── SUPPLIED DATA

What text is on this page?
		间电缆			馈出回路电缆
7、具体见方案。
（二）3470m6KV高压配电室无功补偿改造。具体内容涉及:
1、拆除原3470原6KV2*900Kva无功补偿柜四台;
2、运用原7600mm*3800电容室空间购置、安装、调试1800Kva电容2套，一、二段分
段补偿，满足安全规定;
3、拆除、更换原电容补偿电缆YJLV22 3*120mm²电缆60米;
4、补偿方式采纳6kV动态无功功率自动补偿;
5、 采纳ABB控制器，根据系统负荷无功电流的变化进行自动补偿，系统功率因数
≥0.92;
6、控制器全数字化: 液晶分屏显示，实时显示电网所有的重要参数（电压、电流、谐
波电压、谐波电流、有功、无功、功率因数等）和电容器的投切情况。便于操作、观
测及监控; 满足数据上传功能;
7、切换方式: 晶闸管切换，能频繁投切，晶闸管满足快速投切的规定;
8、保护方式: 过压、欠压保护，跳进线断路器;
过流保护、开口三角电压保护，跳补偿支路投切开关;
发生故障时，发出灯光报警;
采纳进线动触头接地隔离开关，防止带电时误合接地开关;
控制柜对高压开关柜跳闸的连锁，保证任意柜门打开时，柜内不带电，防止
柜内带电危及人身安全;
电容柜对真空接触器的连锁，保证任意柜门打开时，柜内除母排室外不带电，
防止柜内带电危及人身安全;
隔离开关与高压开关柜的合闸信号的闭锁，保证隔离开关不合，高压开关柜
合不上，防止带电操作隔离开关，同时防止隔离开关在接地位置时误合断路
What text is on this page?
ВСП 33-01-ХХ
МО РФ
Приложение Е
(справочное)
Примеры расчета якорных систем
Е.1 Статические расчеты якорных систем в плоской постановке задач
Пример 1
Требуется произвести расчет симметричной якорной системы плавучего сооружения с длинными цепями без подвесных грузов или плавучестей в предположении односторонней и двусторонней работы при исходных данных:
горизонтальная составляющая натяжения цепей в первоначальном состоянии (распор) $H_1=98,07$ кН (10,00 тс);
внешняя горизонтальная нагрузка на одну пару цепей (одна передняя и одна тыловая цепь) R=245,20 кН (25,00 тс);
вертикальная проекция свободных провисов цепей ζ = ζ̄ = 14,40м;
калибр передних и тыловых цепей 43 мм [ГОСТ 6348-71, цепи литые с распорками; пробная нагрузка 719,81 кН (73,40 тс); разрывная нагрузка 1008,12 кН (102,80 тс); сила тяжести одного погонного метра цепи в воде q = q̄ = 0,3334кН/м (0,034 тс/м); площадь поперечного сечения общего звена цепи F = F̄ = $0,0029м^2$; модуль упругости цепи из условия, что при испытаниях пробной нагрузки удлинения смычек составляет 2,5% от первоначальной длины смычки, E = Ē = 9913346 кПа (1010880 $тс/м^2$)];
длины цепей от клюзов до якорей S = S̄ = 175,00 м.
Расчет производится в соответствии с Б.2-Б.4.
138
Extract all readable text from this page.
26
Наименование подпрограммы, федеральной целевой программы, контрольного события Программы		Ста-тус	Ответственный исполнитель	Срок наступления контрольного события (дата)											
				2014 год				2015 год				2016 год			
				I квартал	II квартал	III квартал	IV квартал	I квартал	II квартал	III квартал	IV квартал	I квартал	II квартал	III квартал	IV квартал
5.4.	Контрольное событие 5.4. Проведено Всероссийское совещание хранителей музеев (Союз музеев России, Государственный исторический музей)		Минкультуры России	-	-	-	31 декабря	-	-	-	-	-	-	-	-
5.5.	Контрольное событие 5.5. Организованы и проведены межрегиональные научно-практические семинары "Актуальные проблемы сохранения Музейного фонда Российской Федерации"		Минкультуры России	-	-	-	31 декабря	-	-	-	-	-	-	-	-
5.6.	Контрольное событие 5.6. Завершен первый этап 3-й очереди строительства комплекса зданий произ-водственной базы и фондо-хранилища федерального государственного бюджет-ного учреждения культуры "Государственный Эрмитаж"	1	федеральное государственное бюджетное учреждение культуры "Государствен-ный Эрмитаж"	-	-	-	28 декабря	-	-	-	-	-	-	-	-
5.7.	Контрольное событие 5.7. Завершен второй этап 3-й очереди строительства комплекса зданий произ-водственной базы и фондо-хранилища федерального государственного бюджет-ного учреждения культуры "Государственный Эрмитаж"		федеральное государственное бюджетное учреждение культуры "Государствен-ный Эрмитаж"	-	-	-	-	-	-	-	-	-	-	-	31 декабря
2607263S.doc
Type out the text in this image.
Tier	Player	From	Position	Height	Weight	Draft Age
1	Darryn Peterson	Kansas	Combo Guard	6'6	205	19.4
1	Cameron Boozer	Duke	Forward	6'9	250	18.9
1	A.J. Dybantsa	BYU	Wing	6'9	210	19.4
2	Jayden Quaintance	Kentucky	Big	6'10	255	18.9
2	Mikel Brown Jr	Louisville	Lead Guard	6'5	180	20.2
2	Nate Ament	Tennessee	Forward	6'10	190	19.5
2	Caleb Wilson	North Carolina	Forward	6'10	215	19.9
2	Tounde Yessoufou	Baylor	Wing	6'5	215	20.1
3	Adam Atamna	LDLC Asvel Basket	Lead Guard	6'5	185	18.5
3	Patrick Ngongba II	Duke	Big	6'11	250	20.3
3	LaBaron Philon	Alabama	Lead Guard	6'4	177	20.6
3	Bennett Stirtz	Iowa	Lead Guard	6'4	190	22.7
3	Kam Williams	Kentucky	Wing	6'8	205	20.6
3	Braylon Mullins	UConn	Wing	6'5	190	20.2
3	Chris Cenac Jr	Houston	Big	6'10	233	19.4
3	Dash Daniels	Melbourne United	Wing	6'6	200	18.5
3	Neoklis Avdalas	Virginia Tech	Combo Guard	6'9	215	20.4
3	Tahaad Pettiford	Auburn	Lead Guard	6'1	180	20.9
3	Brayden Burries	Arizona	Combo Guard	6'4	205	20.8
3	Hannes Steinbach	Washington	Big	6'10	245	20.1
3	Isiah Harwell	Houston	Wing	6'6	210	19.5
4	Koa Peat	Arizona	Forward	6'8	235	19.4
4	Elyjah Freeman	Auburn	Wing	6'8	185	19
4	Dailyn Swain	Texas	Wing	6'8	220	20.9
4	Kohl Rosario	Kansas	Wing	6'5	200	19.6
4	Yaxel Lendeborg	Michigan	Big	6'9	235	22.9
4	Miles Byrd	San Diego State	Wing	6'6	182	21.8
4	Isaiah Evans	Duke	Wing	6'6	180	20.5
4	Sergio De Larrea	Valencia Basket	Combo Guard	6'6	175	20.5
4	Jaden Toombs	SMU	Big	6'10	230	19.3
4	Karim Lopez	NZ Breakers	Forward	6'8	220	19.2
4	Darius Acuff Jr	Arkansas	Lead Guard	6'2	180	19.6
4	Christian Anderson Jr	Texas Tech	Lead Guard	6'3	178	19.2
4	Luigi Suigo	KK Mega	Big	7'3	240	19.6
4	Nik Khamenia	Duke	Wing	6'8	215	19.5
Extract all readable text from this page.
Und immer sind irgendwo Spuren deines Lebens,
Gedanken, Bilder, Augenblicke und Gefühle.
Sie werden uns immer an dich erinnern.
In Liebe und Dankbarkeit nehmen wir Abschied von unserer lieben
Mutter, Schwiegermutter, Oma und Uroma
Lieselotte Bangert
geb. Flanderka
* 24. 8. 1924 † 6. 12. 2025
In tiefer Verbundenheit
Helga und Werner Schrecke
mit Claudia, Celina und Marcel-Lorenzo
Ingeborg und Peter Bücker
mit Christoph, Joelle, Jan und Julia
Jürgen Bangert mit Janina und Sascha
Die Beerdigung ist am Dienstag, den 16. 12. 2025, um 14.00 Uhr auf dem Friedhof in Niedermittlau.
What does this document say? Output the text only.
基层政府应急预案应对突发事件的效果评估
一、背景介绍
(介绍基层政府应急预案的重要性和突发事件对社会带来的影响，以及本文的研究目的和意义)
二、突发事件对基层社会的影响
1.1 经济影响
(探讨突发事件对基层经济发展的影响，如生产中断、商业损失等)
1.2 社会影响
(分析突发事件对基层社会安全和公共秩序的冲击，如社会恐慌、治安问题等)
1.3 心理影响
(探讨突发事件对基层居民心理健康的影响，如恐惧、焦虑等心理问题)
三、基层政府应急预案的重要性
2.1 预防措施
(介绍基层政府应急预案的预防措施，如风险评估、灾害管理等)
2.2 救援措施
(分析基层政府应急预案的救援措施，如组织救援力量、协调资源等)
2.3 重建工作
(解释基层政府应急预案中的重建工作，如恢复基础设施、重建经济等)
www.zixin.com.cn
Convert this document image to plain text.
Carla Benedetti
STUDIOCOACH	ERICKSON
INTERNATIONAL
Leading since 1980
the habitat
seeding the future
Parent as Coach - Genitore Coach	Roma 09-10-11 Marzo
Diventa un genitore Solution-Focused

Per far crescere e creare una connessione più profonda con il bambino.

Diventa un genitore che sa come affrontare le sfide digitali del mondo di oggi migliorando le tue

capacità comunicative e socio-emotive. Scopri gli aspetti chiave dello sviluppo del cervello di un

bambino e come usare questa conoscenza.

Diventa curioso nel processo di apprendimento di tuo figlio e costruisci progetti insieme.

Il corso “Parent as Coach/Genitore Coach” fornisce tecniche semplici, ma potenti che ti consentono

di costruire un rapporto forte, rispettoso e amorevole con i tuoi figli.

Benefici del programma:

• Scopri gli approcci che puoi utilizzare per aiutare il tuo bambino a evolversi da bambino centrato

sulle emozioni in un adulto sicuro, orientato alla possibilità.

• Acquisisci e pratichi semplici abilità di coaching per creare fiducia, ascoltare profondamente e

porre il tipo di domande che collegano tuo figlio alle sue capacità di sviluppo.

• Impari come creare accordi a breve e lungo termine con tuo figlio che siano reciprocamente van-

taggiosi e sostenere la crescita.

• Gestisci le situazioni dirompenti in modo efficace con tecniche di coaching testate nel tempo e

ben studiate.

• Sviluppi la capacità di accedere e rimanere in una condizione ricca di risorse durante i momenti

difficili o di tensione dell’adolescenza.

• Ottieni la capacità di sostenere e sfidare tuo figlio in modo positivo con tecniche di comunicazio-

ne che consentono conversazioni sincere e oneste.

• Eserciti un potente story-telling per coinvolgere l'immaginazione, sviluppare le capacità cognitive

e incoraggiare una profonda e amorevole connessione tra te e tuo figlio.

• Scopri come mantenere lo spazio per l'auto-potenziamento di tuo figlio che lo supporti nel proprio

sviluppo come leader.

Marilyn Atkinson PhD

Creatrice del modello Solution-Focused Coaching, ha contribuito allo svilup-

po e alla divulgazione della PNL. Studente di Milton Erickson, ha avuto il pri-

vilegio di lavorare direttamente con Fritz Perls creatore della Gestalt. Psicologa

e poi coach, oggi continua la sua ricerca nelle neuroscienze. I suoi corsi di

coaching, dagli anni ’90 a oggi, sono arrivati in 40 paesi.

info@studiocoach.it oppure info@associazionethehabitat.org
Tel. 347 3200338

────

> _THE EXERCISE_:
State the number of lines above that hold the string "длины", with nothing added.

> _CORRECT RESPONSE_:
2